Short problem ::
Give the number of lines in the records below that include "will". Reply with that number alone.

═════ Data lines ═════

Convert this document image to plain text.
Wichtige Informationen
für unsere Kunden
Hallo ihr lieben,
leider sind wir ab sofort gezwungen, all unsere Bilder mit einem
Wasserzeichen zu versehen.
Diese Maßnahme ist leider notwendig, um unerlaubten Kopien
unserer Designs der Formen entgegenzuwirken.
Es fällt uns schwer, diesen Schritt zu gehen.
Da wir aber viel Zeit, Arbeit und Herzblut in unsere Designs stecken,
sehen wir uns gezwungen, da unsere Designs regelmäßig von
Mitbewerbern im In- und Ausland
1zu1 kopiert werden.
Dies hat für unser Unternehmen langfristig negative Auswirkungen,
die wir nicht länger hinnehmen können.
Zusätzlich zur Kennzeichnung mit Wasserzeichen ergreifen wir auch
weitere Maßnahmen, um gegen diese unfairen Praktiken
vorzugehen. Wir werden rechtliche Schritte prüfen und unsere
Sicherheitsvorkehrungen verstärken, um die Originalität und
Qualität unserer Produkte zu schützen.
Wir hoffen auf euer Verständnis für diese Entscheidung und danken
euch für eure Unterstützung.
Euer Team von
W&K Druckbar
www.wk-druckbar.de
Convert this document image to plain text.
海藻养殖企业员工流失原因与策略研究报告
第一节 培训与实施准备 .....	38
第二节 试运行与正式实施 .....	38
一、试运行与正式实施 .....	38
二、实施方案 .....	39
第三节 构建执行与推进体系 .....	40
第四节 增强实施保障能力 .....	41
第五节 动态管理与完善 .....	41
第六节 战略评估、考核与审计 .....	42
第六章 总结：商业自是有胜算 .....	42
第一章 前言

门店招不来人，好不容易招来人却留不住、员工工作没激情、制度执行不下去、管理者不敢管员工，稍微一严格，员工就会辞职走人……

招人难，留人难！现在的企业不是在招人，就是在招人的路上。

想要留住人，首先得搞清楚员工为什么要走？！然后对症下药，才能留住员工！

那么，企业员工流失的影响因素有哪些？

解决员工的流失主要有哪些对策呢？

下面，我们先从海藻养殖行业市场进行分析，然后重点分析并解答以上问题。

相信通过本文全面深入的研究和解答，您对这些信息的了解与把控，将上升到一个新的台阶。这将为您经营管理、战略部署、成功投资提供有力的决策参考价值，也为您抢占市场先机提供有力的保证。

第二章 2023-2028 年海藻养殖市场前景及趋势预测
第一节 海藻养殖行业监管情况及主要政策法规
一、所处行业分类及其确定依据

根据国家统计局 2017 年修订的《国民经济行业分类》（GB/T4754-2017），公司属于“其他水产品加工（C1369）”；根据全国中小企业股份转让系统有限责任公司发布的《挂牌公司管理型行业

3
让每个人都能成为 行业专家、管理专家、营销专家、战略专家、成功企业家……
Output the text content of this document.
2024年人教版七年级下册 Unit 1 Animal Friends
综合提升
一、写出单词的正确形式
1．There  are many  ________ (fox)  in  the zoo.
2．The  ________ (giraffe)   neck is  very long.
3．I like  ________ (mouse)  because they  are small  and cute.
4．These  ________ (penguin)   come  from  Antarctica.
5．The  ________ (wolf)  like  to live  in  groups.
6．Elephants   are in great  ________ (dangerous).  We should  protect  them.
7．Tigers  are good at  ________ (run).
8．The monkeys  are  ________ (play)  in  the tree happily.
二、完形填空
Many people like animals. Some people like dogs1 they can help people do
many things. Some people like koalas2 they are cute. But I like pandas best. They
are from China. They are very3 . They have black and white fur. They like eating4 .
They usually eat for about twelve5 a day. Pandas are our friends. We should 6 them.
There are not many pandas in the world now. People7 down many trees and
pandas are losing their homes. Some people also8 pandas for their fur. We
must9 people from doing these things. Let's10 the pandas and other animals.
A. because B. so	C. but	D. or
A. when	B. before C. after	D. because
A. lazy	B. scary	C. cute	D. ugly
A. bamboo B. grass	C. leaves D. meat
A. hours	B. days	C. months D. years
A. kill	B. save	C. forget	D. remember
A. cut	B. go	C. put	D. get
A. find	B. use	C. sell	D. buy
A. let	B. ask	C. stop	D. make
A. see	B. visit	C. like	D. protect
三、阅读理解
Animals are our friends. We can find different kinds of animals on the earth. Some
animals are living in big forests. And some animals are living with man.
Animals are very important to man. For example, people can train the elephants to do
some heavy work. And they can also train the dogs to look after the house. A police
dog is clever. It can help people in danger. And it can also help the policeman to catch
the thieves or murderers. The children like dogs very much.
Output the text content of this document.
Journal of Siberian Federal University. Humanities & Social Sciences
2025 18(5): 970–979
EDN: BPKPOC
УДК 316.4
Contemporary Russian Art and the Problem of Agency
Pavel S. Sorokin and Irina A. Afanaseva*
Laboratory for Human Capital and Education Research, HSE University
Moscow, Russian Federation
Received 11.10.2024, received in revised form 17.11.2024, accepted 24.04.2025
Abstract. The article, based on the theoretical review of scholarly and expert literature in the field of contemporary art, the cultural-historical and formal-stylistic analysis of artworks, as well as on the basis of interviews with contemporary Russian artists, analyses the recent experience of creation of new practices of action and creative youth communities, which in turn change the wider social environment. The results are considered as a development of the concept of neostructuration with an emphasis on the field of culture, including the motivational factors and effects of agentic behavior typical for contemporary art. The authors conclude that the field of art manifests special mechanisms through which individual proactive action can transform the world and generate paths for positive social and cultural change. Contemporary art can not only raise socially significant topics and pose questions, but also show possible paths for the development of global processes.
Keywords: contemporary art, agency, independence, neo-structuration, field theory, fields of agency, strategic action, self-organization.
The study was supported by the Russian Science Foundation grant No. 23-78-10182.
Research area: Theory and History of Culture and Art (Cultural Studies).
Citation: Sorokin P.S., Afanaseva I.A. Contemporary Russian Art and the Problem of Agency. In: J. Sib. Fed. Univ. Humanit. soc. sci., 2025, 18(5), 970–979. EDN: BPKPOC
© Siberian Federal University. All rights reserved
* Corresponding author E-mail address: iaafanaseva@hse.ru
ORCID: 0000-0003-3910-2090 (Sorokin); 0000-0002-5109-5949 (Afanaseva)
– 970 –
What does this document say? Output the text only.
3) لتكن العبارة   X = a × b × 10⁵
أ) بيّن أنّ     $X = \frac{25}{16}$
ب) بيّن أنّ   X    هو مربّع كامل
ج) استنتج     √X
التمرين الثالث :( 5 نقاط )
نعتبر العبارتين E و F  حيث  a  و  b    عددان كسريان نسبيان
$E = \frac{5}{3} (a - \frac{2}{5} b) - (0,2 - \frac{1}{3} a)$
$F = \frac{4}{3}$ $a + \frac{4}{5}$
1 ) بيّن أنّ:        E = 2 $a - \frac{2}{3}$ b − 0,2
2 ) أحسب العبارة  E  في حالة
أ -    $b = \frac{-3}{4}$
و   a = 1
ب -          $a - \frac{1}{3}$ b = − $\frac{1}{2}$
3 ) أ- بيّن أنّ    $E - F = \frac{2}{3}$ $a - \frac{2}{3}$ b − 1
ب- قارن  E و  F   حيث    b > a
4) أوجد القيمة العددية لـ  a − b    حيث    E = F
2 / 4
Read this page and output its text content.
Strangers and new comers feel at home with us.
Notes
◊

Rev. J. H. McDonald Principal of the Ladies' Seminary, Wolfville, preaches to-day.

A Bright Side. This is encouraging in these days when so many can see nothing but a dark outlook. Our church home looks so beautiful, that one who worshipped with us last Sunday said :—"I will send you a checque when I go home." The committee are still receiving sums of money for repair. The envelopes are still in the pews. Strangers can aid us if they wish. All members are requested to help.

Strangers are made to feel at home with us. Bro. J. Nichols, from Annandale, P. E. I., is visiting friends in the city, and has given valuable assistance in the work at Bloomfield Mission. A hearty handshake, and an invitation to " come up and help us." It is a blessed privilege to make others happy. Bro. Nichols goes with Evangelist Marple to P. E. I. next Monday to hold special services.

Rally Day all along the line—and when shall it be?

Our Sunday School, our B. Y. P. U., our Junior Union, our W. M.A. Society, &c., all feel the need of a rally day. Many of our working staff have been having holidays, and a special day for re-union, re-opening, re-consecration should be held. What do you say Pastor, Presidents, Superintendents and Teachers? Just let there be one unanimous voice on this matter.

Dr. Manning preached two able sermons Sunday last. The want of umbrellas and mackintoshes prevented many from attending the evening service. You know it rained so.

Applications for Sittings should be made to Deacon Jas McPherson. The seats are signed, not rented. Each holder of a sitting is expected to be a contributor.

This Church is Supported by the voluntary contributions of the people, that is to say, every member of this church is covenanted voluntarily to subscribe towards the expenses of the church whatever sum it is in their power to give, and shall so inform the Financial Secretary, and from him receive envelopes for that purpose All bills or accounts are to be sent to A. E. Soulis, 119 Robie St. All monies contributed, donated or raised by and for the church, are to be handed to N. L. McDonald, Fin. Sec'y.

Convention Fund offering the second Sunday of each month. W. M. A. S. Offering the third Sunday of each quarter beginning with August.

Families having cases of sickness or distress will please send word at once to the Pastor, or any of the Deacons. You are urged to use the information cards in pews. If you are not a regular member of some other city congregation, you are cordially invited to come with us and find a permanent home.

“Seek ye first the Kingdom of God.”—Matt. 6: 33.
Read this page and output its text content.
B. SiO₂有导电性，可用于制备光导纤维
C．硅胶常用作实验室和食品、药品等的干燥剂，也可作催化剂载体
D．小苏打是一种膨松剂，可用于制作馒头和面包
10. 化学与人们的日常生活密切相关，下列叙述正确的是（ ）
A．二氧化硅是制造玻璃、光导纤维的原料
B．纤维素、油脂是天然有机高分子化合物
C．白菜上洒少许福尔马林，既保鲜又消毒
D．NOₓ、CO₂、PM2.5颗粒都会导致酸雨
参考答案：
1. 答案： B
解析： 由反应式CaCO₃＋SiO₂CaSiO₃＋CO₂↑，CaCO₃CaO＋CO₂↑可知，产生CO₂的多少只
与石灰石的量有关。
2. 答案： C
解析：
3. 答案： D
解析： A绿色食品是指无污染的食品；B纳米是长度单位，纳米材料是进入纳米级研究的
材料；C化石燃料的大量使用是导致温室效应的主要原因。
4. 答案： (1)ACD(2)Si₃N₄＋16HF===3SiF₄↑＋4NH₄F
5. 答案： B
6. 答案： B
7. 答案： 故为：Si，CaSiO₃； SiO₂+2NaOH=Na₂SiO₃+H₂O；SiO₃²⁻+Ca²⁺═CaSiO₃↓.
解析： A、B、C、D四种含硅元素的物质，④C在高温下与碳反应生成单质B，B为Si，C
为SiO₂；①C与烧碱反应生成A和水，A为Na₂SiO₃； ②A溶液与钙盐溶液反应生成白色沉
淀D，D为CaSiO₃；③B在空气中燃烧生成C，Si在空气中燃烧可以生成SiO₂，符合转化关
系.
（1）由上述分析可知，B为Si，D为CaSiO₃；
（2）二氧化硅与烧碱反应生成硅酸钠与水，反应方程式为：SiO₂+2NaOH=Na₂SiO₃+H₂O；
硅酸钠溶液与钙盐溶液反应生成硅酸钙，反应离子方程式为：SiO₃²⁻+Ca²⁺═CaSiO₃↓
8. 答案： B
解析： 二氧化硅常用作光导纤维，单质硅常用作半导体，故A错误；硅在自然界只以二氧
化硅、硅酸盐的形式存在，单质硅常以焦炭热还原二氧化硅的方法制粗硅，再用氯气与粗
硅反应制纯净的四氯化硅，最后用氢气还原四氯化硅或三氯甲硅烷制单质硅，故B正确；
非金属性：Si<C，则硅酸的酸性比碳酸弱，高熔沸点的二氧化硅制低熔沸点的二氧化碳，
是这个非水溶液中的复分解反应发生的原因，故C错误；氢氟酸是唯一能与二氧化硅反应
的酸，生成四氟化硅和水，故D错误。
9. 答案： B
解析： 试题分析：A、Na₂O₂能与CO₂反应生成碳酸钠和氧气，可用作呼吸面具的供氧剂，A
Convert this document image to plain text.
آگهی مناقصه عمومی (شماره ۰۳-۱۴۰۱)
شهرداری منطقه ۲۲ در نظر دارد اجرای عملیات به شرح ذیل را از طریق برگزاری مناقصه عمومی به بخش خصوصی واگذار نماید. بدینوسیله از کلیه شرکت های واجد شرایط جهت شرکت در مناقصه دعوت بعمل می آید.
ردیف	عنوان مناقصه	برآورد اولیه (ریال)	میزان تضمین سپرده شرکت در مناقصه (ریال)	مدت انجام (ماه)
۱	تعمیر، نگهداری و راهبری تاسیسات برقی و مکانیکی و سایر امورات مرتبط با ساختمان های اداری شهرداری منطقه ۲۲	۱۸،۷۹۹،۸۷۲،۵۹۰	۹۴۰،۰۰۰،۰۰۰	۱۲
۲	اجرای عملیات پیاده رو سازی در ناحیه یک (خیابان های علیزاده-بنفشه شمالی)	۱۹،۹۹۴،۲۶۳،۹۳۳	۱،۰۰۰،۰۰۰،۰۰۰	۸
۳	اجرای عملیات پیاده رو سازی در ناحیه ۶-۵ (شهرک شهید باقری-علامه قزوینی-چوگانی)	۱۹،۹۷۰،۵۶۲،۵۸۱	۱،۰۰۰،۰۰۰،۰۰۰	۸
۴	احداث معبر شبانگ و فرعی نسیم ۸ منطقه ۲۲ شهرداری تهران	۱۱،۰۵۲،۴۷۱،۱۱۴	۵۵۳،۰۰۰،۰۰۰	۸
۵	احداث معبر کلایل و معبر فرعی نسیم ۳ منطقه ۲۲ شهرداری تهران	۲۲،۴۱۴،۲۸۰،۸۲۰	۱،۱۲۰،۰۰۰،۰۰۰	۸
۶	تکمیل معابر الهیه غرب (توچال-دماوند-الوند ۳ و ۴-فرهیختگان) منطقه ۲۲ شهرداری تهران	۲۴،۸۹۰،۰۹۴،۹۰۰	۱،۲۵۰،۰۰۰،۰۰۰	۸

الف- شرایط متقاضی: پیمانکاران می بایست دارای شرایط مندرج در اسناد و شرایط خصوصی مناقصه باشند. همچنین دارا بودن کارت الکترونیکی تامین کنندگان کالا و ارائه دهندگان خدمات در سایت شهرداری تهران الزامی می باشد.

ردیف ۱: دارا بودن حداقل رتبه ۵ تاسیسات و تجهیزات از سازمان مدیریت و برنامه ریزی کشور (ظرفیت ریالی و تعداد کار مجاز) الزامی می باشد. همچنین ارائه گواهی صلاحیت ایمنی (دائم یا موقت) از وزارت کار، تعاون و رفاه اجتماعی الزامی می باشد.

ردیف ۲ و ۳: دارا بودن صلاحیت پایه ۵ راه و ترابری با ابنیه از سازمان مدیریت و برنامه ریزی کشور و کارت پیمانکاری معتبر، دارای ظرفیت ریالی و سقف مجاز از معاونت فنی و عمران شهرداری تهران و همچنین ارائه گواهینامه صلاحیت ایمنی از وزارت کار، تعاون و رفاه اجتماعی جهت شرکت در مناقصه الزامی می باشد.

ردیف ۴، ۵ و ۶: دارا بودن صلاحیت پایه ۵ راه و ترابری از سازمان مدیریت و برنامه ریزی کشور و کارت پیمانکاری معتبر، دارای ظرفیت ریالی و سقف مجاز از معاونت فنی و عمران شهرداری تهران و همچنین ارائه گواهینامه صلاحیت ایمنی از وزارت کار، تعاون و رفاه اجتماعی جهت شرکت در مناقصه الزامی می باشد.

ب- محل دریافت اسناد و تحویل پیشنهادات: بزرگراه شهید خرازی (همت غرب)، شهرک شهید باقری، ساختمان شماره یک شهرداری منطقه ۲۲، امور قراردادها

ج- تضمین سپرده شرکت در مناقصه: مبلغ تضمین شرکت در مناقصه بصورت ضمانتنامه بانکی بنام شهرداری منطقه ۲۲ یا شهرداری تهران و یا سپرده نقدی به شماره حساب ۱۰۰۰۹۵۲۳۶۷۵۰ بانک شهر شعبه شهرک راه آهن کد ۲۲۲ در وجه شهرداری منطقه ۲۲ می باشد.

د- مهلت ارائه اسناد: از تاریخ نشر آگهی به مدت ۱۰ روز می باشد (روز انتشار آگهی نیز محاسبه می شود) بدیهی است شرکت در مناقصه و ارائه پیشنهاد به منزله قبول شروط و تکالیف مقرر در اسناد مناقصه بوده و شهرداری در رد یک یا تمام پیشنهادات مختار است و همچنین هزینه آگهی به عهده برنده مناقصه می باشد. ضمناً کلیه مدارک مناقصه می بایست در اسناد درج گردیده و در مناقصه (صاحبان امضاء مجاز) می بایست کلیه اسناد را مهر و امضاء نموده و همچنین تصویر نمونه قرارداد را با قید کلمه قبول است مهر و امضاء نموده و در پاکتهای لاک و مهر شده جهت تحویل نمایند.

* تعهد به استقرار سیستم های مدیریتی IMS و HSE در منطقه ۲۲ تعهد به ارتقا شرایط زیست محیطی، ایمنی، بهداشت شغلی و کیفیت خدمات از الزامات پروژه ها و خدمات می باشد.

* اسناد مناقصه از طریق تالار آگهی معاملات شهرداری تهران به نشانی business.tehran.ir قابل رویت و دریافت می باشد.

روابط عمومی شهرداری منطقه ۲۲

═════

Full answer ::
2